>> START RECORD EXTRACTS

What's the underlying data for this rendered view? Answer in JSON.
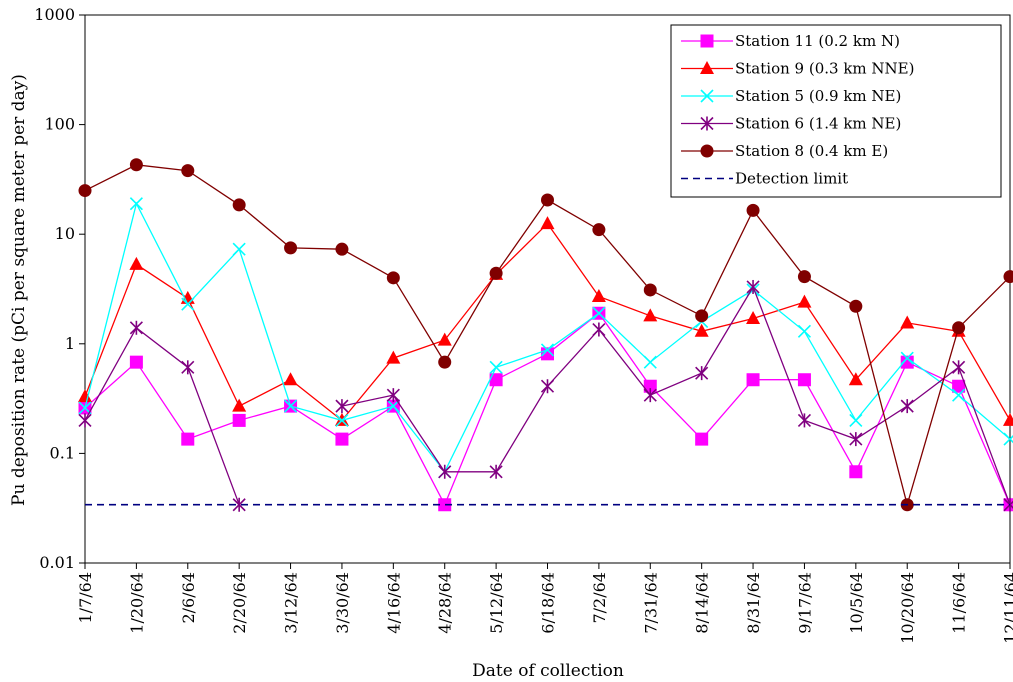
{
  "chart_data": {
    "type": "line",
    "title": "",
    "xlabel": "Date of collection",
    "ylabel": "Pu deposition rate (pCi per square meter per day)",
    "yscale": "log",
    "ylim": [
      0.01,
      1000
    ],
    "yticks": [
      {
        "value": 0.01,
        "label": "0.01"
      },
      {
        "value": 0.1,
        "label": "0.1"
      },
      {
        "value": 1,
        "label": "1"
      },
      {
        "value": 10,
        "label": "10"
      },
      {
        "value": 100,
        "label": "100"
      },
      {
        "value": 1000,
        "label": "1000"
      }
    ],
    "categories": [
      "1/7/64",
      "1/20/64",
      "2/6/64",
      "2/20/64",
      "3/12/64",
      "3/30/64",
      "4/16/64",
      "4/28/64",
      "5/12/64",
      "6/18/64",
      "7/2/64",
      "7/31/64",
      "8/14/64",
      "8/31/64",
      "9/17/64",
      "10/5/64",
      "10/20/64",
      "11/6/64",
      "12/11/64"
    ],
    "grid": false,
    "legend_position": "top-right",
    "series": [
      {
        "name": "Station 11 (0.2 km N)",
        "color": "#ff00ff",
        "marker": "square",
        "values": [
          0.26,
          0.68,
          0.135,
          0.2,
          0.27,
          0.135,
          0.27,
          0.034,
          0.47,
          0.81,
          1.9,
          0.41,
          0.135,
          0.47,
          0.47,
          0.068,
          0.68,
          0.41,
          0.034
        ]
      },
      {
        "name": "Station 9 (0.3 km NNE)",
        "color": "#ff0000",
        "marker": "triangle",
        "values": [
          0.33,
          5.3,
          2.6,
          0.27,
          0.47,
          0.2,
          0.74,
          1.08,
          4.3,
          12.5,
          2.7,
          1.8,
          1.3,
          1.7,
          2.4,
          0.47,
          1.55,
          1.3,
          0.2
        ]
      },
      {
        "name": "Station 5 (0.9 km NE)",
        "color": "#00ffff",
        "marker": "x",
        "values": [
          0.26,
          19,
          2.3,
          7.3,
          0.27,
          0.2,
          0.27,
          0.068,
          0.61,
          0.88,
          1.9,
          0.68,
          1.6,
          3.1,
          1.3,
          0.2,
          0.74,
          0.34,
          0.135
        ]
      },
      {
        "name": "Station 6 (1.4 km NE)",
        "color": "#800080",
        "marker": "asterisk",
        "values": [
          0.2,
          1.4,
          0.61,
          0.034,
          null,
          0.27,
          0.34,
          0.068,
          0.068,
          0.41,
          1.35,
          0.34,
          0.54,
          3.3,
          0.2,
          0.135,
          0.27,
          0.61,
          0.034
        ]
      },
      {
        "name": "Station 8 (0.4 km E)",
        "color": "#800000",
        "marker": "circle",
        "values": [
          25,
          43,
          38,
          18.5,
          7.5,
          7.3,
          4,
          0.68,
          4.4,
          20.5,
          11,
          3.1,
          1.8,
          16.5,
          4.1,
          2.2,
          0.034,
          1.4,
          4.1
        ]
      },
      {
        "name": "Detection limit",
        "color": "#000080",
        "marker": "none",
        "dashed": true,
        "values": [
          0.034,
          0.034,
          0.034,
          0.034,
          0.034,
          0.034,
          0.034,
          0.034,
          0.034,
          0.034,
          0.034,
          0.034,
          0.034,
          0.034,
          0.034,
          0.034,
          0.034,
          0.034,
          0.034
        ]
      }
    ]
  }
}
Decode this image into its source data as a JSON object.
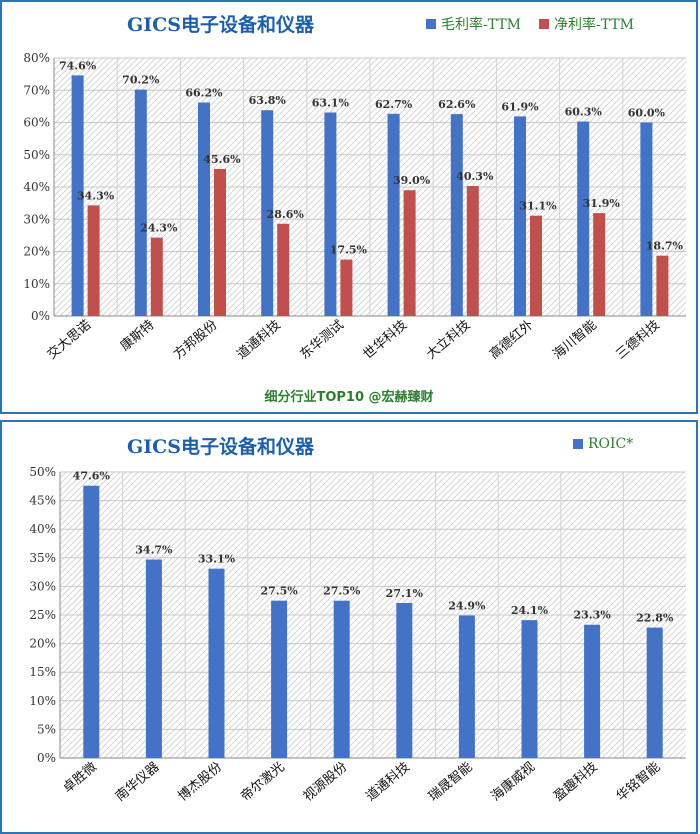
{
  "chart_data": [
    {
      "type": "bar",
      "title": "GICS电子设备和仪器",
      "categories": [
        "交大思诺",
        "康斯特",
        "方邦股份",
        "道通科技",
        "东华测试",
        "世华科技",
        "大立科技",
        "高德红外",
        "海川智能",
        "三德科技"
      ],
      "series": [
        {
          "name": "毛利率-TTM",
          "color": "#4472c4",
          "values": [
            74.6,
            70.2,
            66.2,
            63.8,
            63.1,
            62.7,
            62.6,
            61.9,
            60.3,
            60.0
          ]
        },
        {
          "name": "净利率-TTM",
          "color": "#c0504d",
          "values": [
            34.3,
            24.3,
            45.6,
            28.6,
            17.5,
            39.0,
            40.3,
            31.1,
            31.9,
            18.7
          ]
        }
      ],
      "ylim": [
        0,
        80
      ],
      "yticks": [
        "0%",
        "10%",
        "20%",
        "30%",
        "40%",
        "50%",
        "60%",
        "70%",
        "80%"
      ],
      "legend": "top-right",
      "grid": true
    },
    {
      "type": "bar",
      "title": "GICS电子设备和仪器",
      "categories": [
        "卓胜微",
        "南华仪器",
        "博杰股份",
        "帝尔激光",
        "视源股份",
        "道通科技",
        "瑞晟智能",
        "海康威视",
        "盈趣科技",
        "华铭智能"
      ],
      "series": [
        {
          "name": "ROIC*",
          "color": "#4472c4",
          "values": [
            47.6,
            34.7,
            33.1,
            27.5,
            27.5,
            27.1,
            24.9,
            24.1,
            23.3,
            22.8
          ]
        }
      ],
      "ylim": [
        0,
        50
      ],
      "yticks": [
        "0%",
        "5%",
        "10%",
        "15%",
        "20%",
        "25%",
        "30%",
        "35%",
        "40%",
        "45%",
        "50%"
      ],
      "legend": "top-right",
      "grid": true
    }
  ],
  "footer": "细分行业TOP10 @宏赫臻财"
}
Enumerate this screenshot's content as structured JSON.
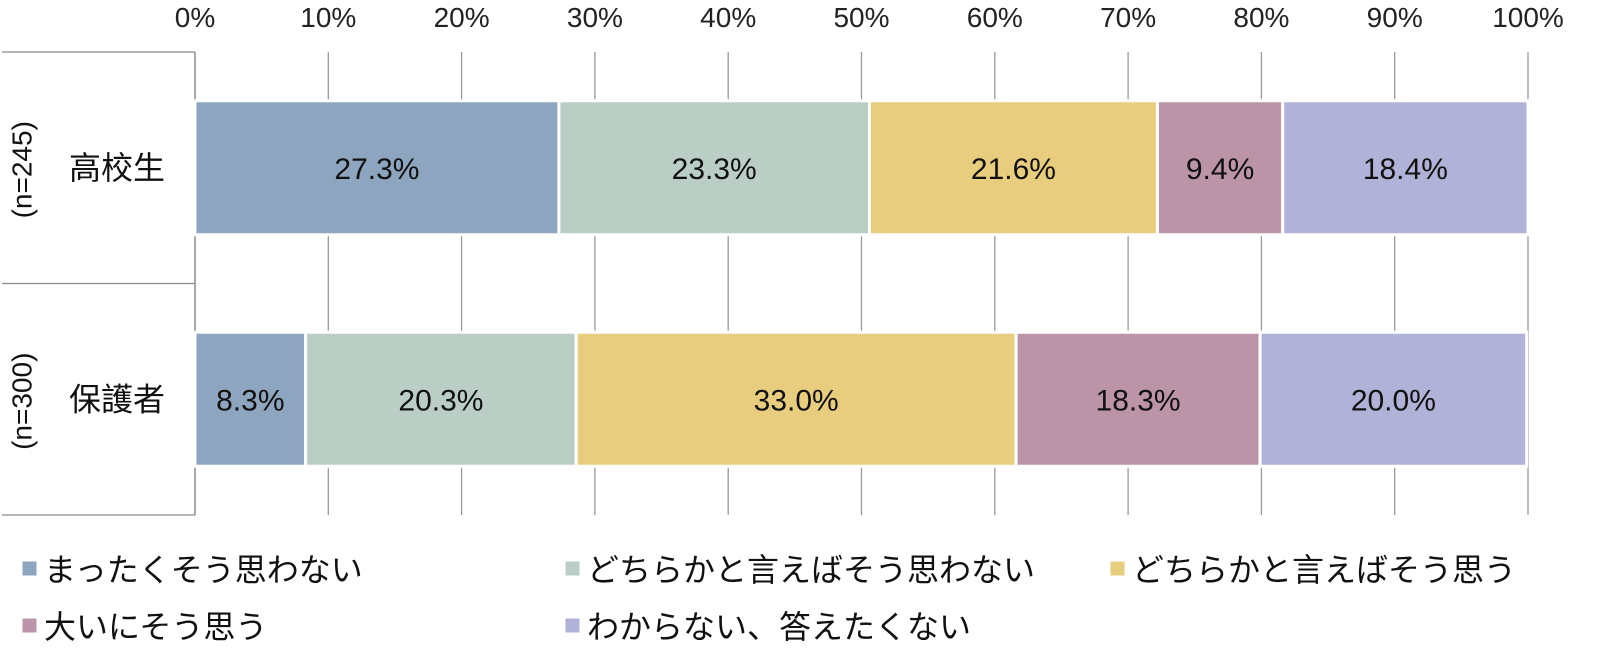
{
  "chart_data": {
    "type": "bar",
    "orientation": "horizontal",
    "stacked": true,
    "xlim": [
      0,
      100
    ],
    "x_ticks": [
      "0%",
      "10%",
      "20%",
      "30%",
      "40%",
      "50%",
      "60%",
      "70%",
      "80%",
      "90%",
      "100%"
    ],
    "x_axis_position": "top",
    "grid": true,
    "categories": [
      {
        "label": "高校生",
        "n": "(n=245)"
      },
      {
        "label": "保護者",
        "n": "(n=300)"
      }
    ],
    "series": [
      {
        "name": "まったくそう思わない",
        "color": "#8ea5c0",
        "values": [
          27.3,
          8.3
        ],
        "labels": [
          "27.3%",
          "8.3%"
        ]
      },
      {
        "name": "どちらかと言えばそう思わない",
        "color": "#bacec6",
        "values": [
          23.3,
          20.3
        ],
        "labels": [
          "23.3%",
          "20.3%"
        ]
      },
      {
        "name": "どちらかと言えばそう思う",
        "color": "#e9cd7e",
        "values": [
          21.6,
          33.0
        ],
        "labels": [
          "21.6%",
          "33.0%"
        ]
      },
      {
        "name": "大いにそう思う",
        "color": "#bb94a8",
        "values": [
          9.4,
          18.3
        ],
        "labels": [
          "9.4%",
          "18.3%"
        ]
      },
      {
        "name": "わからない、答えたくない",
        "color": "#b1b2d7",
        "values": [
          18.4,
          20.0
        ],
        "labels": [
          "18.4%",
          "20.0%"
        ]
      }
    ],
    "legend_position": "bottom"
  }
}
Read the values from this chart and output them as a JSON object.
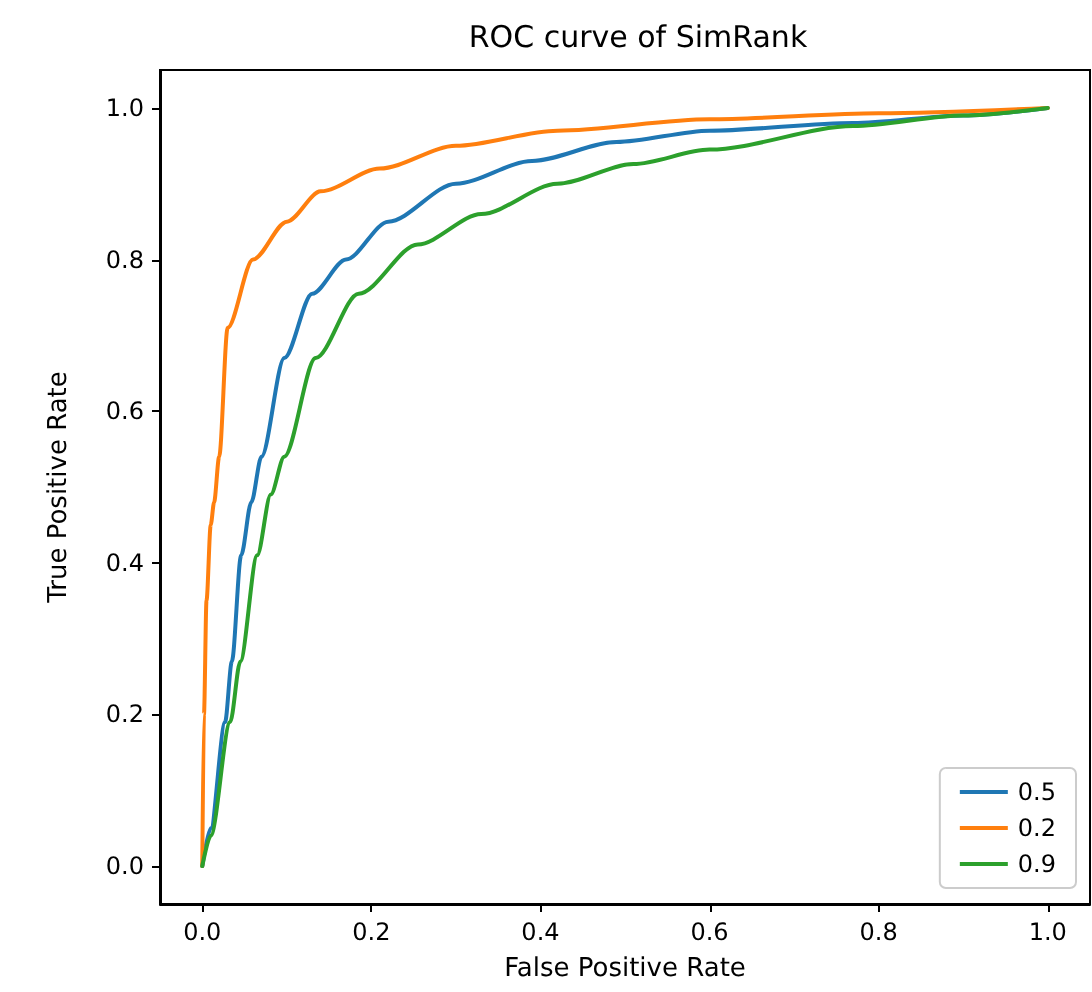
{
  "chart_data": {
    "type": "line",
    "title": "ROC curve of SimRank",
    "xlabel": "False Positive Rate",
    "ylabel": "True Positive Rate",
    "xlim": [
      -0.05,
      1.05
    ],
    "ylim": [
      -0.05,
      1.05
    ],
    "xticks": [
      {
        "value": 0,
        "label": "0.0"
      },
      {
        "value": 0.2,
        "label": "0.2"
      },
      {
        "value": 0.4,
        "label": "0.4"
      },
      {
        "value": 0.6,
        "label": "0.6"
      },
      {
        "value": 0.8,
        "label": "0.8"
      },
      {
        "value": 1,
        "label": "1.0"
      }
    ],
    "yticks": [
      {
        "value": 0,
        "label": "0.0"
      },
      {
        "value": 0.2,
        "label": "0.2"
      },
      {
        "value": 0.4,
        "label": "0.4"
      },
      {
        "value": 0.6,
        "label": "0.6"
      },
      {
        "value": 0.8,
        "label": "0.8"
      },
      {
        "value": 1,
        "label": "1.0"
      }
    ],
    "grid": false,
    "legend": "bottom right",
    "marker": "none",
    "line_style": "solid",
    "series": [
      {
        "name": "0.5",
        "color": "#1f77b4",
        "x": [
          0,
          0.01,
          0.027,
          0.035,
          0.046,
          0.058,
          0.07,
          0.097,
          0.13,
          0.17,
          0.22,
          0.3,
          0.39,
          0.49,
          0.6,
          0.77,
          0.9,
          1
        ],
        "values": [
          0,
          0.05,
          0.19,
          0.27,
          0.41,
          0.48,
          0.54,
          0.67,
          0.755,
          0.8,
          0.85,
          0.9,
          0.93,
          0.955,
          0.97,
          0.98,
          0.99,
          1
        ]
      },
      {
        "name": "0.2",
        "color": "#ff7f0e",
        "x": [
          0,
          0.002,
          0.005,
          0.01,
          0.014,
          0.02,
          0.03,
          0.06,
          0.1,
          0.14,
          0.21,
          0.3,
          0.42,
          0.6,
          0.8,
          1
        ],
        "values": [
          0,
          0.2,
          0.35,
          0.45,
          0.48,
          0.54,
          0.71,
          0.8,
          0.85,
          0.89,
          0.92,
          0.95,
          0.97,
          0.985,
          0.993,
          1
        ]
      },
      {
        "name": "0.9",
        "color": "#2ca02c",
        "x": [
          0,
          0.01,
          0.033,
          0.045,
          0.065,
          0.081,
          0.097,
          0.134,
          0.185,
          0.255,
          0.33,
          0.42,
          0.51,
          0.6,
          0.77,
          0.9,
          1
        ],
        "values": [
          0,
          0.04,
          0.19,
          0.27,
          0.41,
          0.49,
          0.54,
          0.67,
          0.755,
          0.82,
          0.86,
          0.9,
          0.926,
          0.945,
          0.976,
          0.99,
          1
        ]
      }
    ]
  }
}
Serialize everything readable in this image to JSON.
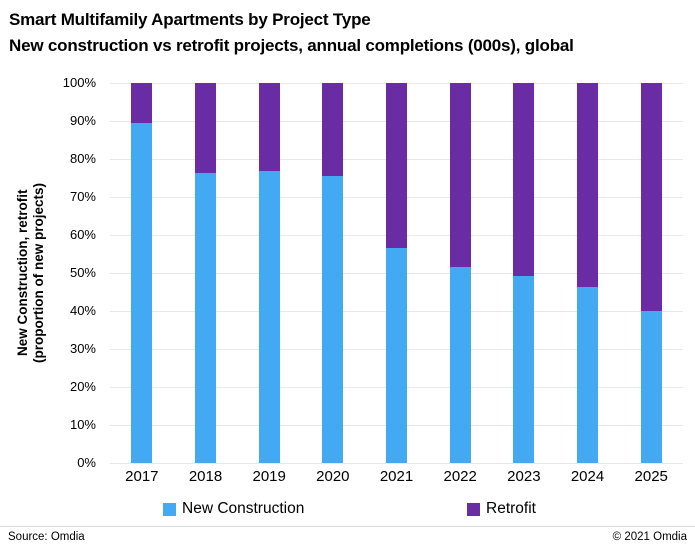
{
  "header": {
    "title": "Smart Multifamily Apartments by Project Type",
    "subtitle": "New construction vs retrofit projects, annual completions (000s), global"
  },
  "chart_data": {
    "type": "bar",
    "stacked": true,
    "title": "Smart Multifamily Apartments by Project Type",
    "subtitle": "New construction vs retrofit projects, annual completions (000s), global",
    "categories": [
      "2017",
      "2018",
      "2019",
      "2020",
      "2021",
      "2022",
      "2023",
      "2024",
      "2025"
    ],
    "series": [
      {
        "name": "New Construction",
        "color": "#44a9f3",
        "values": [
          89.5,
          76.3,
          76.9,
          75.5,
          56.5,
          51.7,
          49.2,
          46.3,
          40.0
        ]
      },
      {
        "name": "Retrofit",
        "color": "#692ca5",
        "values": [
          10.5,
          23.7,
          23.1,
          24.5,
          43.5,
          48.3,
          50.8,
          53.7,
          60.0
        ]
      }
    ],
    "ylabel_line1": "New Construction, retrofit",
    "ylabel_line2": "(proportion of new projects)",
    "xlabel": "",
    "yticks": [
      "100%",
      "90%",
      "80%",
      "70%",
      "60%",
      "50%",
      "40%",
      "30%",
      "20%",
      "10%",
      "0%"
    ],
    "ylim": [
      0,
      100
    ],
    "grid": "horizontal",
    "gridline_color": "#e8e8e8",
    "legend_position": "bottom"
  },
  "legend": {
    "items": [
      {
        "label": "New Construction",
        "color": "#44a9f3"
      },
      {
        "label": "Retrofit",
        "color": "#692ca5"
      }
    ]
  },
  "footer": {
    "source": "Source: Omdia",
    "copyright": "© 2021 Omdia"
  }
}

>> END RECORD EXTRACTS

TASK DETAILS. Report how many lines of the records above contain the word "horizontal", and give only that number.

ANSWER TO THE PROBLEM. 2